EXERCISE INSTRUCTIONS:
From the entries below, gather every line containing the string "values".

* START ROWS *

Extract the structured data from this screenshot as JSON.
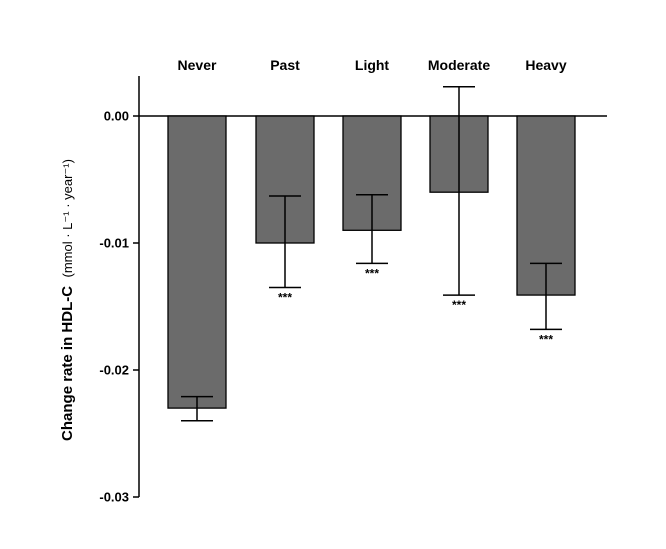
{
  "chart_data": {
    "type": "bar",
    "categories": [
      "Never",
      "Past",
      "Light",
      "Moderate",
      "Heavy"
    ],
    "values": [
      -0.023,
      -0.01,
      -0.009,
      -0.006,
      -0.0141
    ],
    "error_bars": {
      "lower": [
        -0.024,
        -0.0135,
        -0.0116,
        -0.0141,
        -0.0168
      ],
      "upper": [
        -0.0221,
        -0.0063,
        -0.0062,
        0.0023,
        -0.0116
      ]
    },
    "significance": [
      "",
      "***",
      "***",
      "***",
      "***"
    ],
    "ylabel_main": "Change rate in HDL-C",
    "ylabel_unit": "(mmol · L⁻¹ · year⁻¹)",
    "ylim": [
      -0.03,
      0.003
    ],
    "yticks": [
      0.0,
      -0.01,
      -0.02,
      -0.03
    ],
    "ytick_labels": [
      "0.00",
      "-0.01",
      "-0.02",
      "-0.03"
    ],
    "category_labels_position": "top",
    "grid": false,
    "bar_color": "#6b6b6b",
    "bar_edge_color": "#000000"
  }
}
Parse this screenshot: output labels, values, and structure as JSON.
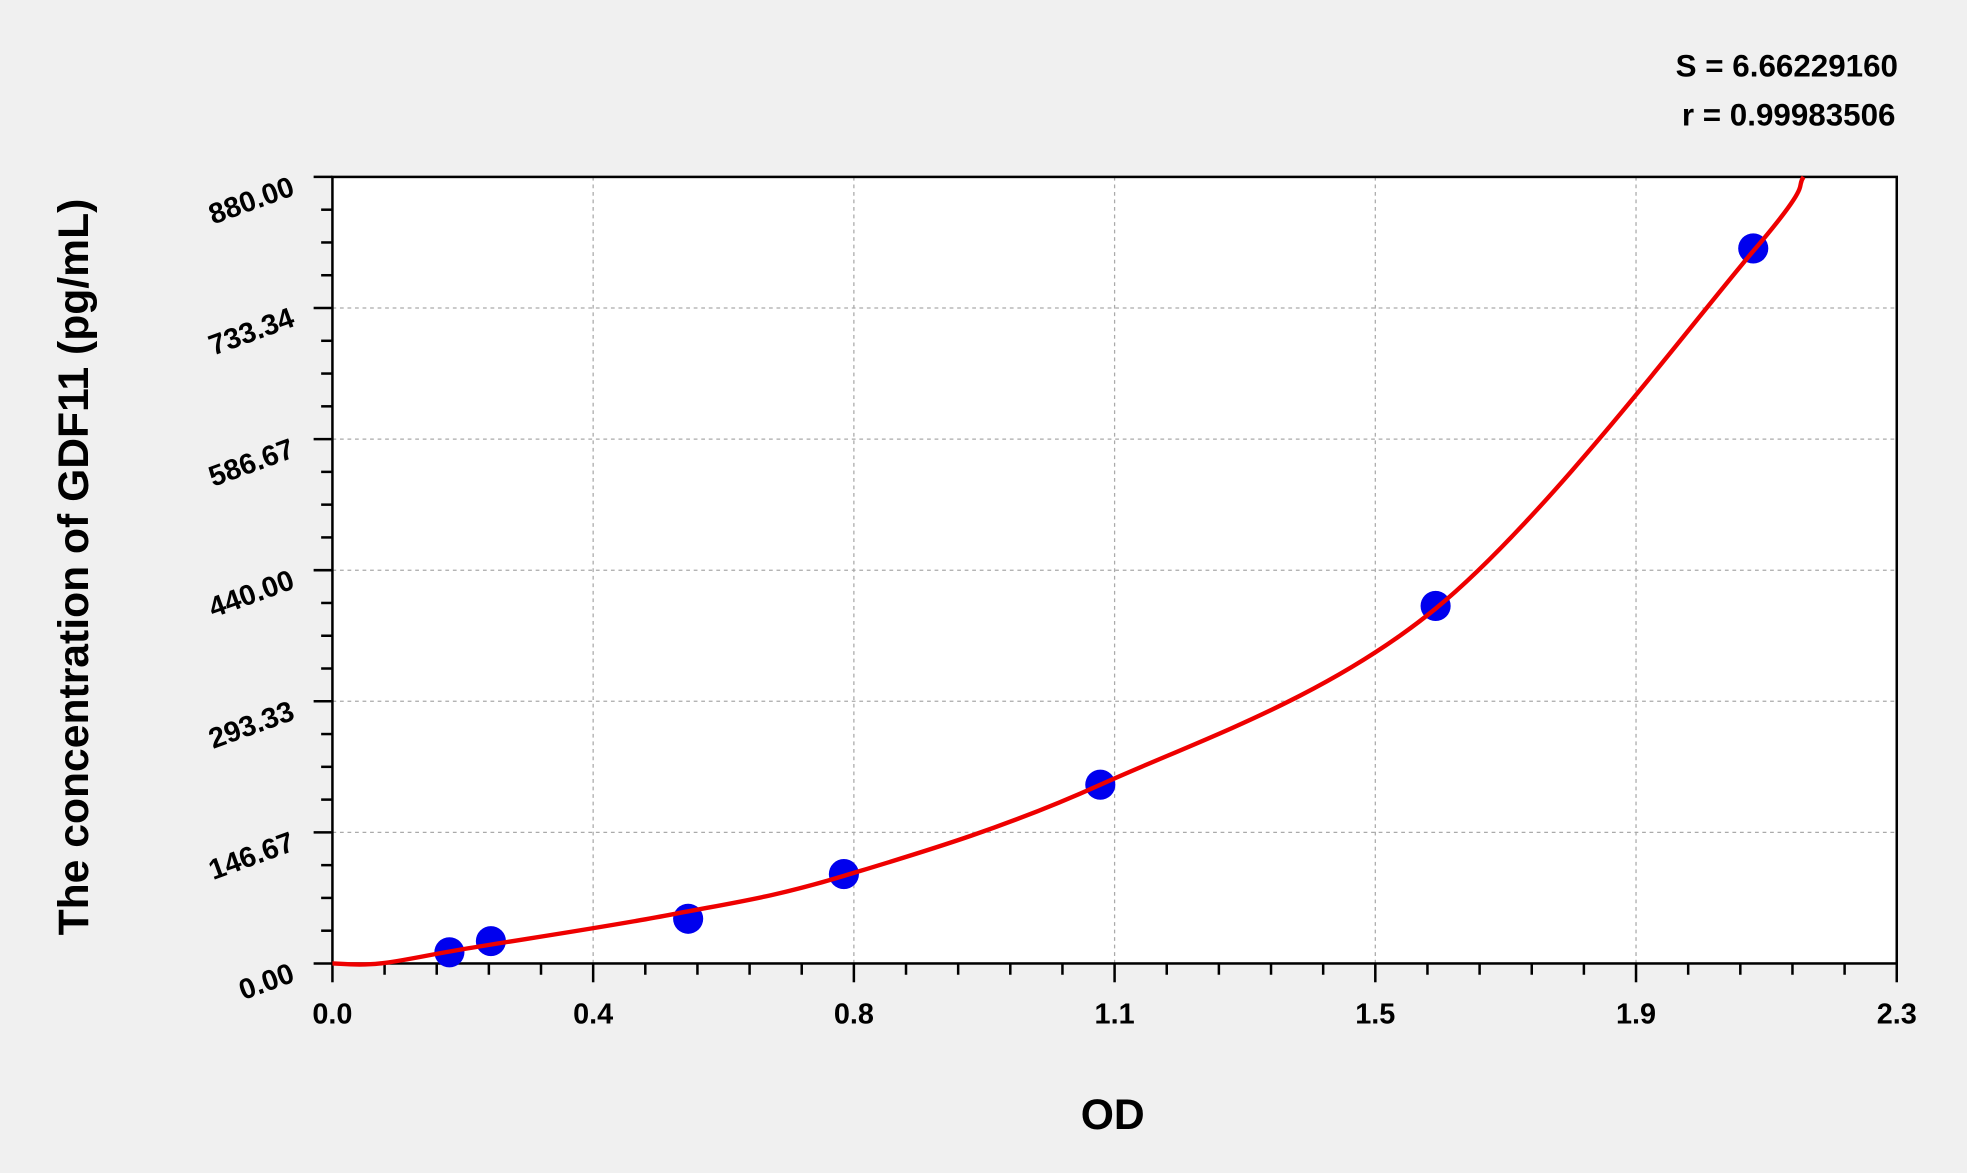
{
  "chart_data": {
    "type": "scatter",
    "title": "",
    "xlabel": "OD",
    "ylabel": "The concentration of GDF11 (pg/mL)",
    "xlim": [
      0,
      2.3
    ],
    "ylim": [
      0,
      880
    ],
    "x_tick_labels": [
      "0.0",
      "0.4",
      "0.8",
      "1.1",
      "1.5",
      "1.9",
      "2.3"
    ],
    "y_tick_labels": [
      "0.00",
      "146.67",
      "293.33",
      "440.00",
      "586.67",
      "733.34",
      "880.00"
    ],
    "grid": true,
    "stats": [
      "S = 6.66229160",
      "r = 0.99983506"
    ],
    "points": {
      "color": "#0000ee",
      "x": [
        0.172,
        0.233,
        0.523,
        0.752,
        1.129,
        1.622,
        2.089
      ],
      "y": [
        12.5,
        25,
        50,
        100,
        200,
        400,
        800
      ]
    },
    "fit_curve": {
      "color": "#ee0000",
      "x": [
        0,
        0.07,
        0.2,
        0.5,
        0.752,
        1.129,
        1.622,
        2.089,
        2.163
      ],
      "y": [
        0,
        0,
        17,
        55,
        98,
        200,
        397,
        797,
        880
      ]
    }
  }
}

* END ROWS *

THE RESPONSE:
    "values": [
Parse this screenshot: output labels, values, and structure as JSON.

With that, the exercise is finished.